[Extracted records]
..............................

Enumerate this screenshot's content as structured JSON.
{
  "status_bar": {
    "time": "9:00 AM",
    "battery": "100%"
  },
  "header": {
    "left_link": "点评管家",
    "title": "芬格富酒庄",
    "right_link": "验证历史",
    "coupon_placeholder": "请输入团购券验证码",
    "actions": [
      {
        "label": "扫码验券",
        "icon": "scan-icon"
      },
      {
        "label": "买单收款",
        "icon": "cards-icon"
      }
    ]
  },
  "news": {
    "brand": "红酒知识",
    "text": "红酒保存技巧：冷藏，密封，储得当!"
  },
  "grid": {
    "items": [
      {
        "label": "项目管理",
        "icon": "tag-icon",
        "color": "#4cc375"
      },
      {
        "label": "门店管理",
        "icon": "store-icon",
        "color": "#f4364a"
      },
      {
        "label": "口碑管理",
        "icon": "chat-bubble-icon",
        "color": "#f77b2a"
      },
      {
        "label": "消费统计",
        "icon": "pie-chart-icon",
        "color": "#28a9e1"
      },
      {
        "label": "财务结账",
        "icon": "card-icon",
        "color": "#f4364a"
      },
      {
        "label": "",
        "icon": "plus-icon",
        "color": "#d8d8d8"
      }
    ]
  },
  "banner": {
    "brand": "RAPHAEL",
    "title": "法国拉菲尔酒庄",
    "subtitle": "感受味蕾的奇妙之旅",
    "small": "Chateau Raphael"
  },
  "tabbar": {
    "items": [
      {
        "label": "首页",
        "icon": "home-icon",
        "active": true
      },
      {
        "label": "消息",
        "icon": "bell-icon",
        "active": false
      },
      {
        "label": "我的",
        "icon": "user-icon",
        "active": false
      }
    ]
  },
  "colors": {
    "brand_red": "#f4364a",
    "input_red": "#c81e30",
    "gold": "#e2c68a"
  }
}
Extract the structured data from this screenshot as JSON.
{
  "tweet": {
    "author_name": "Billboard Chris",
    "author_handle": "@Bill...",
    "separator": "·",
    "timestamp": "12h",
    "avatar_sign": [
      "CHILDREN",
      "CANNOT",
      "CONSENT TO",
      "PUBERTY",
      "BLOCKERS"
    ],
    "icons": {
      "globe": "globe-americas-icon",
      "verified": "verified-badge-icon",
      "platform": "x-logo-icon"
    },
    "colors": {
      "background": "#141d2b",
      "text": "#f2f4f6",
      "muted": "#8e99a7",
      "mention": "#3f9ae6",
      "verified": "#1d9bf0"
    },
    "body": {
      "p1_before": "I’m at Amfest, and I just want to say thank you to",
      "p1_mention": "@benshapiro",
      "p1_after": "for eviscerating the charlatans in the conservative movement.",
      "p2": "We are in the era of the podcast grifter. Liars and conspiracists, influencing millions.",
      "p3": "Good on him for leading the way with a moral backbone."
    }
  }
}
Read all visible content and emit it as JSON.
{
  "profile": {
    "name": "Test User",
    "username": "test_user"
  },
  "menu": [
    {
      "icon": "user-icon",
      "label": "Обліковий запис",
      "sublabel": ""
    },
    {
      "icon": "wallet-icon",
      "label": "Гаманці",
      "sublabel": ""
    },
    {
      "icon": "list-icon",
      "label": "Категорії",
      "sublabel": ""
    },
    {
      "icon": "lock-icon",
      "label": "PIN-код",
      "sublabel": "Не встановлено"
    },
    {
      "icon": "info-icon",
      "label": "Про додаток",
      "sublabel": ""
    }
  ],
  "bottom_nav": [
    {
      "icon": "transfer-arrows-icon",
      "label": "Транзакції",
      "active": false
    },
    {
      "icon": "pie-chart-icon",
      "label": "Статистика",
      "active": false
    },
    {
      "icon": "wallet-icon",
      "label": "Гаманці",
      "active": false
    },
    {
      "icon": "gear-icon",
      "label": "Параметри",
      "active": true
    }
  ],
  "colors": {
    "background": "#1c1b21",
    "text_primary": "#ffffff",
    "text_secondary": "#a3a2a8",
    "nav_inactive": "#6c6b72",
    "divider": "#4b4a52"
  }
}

..............................

• _WHAT IS NEEDED_: List the lines of the entries that include "background".

• _RESULT BELOW_:
      "background": "#141d2b",
    "background": "#1c1b21",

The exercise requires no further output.